--- PROBLEM TO WORK ON ---
In the entries that follow, find the word "Kanninen" and report each line it is on.

Stored records
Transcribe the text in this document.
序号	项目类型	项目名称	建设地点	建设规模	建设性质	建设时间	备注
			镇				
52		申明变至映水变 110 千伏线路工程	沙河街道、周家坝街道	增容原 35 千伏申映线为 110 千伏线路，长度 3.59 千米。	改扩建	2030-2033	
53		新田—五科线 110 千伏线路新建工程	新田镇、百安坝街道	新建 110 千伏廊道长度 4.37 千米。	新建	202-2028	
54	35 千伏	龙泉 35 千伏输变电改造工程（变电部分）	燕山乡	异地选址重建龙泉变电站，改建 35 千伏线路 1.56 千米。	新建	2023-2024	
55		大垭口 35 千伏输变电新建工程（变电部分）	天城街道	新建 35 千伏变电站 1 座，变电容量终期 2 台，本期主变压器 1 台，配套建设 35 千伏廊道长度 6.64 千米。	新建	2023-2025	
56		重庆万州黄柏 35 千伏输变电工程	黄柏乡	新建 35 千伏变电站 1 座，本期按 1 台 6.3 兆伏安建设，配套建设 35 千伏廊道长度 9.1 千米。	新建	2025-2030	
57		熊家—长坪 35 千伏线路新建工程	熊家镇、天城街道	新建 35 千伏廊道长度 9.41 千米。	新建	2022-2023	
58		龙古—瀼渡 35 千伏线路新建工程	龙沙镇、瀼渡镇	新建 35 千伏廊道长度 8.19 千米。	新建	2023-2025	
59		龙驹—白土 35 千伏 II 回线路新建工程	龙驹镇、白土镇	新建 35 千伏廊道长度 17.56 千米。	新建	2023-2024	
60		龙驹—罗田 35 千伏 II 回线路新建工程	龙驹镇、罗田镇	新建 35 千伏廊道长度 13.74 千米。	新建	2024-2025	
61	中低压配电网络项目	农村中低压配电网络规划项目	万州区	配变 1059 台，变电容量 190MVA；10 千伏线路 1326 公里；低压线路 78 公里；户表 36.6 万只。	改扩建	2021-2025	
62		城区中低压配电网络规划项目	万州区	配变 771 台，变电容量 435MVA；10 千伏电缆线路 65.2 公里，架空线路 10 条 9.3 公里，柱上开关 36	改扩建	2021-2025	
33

--

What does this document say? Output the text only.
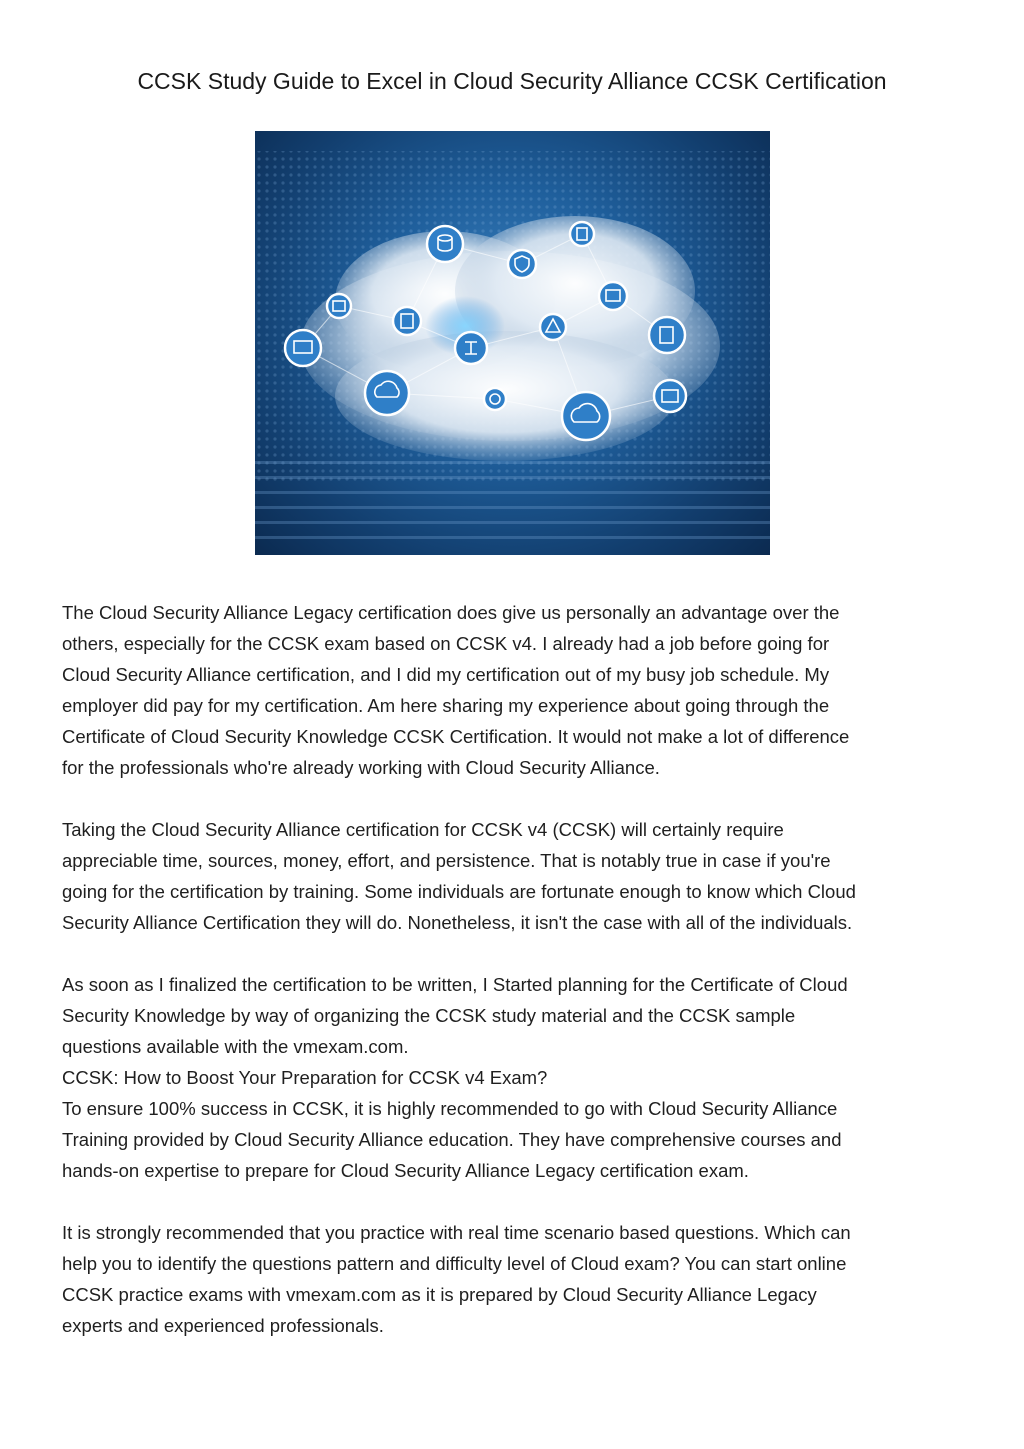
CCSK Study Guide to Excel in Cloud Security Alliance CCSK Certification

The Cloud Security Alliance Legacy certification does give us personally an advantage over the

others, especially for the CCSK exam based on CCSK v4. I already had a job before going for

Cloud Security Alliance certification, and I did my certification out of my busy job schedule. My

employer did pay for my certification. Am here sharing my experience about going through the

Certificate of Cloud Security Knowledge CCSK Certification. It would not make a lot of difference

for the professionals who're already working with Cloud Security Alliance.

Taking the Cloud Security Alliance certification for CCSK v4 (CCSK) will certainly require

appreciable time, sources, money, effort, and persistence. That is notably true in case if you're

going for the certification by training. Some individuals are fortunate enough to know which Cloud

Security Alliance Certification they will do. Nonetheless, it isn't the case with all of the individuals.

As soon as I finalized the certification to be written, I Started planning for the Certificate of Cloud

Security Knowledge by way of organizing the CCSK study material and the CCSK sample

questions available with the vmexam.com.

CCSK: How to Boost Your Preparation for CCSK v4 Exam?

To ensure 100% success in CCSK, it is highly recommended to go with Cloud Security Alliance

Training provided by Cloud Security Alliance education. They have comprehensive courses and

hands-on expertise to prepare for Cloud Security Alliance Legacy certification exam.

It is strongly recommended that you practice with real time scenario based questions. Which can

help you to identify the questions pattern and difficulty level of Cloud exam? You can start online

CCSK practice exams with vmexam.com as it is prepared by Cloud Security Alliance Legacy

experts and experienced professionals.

--

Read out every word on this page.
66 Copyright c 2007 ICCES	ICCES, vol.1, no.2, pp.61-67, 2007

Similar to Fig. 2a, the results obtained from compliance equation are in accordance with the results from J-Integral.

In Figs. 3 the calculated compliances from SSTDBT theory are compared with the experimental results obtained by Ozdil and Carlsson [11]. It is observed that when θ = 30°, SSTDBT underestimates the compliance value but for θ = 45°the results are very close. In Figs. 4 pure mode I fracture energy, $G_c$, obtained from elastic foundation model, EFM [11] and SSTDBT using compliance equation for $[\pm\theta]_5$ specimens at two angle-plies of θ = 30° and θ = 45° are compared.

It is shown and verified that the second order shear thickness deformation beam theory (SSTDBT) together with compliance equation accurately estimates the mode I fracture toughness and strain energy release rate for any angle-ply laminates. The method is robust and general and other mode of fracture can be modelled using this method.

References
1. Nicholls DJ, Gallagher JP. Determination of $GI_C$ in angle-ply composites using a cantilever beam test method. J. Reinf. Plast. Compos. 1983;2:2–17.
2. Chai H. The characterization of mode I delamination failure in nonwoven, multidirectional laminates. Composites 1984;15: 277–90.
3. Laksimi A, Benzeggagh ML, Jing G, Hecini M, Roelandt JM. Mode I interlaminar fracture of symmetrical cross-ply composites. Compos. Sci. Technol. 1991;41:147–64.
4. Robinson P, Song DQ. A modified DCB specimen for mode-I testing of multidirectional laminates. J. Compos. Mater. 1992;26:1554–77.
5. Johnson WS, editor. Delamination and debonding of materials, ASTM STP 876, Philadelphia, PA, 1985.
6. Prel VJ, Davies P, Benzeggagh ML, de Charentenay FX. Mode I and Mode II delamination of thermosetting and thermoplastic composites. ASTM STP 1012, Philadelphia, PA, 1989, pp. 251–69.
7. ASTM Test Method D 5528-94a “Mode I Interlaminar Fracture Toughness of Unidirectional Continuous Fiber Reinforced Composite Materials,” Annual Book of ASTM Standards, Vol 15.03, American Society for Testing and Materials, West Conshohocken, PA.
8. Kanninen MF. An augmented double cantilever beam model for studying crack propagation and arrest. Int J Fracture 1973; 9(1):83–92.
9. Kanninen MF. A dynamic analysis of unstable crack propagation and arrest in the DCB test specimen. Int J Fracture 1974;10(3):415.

--- COMPLETE RESPONSE ---
8. Kanninen MF. An augmented double cantilever beam model for studying crack propagation and arrest. Int J Fracture 1973; 9(1):83–92.
9. Kanninen MF. A dynamic analysis of unstable crack propagation and arrest in the DCB test specimen. Int J Fracture 1974;10(3):415.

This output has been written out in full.